Given task:
For the records below, say how many lines contain the string "quem". Give the number only.

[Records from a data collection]
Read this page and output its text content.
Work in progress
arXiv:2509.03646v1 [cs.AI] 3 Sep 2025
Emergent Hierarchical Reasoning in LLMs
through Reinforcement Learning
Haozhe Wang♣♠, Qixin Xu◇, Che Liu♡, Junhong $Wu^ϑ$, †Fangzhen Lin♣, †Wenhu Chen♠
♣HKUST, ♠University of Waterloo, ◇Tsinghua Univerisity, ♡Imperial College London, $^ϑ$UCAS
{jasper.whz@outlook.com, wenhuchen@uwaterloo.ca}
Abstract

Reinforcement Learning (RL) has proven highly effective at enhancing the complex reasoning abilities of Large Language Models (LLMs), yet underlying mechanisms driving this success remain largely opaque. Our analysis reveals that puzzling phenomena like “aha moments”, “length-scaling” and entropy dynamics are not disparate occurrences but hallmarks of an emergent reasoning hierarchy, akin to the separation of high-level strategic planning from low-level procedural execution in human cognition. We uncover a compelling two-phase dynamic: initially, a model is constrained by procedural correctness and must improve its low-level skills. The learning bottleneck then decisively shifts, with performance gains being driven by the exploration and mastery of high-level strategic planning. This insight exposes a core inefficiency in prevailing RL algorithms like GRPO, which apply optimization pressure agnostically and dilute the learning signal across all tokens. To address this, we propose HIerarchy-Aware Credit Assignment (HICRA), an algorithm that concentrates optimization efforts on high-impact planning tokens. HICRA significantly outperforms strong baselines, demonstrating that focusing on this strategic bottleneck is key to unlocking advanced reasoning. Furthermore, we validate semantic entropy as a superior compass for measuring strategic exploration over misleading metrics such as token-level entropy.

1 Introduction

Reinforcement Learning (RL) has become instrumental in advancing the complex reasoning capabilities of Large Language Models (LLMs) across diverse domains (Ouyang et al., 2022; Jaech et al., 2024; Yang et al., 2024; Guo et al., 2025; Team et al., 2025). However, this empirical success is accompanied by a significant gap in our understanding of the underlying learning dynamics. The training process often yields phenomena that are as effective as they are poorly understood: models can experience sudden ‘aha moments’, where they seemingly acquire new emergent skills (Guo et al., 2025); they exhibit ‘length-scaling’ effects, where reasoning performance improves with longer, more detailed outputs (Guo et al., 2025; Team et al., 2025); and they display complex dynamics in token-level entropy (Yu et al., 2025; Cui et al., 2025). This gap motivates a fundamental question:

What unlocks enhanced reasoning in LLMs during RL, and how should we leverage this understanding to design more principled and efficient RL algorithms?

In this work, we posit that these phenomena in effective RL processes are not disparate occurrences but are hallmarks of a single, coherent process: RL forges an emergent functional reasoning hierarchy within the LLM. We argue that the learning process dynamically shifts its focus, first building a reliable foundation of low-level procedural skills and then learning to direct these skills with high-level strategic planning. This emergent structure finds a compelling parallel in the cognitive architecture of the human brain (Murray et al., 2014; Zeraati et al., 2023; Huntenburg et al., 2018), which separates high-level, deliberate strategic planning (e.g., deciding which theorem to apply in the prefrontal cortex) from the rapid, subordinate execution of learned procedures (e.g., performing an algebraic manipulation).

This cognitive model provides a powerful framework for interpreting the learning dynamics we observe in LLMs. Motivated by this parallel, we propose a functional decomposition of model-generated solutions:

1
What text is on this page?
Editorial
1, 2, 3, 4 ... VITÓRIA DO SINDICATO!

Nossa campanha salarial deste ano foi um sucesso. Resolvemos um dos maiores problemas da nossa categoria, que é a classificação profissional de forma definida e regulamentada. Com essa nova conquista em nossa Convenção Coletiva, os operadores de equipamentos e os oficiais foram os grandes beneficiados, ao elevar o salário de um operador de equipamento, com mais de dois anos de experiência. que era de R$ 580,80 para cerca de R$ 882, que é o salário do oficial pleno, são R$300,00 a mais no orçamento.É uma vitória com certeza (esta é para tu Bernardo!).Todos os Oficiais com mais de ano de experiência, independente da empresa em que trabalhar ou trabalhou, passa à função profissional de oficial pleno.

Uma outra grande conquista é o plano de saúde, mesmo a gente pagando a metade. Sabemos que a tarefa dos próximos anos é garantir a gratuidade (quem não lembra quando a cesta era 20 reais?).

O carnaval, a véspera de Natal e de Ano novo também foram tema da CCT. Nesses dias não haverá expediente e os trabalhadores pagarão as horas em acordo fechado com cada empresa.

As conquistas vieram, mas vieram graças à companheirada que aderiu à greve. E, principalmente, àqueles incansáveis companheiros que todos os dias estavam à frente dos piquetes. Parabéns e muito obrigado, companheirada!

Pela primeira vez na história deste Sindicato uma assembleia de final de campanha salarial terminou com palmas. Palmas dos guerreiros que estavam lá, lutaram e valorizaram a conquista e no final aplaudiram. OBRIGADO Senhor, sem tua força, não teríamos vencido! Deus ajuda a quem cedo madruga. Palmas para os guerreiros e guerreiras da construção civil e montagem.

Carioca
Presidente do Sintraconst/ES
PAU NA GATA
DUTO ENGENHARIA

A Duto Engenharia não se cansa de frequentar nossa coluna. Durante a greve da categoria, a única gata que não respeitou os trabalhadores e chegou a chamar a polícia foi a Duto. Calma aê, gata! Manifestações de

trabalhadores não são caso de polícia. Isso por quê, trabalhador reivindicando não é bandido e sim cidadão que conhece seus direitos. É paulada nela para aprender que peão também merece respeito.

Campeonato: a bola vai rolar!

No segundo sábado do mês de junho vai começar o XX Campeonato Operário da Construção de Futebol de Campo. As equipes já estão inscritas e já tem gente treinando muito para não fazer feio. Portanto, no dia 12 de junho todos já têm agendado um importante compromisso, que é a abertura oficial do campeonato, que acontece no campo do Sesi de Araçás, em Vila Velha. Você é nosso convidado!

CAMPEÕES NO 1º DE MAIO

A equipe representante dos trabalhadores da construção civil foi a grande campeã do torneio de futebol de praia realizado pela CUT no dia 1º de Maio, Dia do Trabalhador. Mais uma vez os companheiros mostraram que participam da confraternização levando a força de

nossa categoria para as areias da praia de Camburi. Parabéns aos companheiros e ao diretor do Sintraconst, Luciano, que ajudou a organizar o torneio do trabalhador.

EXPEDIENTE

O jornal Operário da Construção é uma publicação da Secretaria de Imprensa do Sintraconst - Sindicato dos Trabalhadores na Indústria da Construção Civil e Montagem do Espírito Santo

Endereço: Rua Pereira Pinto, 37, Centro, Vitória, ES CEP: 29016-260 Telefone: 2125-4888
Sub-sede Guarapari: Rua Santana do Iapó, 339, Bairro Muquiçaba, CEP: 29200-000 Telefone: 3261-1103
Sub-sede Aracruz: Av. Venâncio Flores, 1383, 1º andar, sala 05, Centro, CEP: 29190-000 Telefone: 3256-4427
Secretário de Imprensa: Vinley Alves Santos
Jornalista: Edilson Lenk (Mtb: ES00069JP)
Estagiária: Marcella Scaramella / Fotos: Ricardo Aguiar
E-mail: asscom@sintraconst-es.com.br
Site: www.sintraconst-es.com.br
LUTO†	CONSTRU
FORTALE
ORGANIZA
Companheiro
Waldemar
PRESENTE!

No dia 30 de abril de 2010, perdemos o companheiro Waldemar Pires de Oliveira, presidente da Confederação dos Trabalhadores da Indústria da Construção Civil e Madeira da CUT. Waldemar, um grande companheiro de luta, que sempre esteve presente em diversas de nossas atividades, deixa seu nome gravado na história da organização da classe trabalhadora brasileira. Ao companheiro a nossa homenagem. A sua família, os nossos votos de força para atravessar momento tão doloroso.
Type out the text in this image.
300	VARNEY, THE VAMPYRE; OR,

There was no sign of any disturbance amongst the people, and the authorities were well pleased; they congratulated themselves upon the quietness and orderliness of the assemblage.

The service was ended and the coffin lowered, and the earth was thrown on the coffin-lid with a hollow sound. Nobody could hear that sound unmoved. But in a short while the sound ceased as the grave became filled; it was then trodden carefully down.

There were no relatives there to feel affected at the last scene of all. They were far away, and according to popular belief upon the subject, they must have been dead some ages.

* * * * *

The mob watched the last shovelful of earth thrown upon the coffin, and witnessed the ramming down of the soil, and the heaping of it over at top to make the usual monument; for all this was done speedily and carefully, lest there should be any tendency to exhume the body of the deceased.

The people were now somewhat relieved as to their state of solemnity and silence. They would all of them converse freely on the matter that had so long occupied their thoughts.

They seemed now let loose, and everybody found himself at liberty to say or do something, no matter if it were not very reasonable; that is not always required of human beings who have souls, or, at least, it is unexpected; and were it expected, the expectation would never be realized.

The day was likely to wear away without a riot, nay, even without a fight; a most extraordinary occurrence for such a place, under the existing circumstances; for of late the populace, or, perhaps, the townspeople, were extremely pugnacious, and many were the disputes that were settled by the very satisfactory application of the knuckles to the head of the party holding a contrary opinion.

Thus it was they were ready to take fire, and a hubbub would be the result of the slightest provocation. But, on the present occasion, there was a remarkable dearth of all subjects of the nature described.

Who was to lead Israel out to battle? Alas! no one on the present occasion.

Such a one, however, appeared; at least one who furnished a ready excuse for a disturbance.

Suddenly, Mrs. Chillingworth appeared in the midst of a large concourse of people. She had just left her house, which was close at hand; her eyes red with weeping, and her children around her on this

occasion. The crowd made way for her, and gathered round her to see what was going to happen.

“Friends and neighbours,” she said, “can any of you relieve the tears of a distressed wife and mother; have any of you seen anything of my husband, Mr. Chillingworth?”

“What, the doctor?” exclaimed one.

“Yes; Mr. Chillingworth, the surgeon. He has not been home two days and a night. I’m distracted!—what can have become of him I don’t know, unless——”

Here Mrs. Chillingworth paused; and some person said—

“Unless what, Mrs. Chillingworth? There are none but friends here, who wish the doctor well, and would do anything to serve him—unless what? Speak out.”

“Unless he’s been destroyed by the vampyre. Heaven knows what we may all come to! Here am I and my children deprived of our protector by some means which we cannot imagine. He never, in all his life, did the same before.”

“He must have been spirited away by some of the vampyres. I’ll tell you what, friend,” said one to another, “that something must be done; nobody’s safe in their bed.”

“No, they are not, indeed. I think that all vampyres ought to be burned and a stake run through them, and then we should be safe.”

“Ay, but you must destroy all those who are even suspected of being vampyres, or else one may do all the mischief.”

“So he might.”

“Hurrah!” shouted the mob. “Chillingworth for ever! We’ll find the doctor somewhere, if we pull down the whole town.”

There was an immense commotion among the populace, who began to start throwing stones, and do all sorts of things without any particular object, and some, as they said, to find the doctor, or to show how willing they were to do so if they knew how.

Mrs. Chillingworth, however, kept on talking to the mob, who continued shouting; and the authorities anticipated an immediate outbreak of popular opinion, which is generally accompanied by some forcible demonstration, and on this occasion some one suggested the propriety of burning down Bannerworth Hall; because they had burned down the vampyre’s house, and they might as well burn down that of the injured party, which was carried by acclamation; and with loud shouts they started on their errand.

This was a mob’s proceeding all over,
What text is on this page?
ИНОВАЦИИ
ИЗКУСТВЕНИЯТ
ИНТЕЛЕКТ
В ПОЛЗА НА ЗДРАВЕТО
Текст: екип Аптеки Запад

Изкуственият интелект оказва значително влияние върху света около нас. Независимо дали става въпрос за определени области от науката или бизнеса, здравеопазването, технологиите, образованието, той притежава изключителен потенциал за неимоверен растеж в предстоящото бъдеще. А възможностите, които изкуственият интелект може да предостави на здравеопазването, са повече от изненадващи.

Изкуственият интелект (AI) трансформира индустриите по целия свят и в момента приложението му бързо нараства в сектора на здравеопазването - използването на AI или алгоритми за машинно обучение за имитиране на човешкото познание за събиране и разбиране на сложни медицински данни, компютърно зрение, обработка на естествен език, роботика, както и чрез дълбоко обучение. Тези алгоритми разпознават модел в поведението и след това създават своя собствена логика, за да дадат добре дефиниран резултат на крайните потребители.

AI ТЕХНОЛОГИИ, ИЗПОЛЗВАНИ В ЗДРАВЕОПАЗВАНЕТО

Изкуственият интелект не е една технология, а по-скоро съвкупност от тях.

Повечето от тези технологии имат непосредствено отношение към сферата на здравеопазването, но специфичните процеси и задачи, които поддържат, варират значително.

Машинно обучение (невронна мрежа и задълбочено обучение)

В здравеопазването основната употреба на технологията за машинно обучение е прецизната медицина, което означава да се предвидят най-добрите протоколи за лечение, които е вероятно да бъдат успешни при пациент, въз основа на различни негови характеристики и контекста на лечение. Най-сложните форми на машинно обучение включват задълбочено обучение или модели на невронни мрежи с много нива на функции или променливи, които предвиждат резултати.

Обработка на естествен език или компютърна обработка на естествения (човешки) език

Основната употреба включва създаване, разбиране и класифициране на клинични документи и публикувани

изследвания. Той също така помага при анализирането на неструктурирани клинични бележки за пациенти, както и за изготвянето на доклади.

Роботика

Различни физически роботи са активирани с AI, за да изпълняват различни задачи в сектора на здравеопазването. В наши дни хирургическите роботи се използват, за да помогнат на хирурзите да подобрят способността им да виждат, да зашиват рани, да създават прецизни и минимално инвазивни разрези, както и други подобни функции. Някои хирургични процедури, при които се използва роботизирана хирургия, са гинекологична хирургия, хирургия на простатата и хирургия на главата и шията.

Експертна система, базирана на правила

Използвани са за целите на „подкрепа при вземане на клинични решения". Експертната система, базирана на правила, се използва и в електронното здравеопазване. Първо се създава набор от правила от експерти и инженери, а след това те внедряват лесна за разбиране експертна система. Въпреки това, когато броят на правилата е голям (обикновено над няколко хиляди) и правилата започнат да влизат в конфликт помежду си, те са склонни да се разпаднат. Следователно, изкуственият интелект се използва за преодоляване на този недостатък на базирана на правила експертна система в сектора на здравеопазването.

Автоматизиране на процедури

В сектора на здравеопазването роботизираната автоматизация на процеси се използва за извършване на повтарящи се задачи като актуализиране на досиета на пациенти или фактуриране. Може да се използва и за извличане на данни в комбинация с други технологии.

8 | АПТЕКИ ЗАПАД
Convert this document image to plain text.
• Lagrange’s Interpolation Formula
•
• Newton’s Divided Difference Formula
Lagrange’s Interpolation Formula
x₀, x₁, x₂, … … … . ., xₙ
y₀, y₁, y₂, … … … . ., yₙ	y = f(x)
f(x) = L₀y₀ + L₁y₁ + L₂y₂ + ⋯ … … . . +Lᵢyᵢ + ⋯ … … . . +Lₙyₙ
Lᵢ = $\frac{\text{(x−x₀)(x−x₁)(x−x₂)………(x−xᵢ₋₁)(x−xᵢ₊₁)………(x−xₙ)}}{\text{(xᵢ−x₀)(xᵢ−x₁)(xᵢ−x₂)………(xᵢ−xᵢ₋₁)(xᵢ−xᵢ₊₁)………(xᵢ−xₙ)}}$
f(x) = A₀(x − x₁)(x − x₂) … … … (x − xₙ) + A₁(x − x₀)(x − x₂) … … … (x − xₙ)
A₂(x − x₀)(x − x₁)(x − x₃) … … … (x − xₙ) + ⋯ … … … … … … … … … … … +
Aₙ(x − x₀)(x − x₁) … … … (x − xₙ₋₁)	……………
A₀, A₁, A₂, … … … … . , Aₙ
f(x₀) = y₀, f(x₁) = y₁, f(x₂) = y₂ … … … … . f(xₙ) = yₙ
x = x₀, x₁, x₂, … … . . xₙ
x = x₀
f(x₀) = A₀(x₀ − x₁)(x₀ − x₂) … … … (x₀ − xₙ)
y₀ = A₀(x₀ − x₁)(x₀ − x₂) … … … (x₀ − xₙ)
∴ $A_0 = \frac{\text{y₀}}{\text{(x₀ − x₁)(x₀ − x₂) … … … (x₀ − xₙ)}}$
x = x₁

Output for this exercise:
2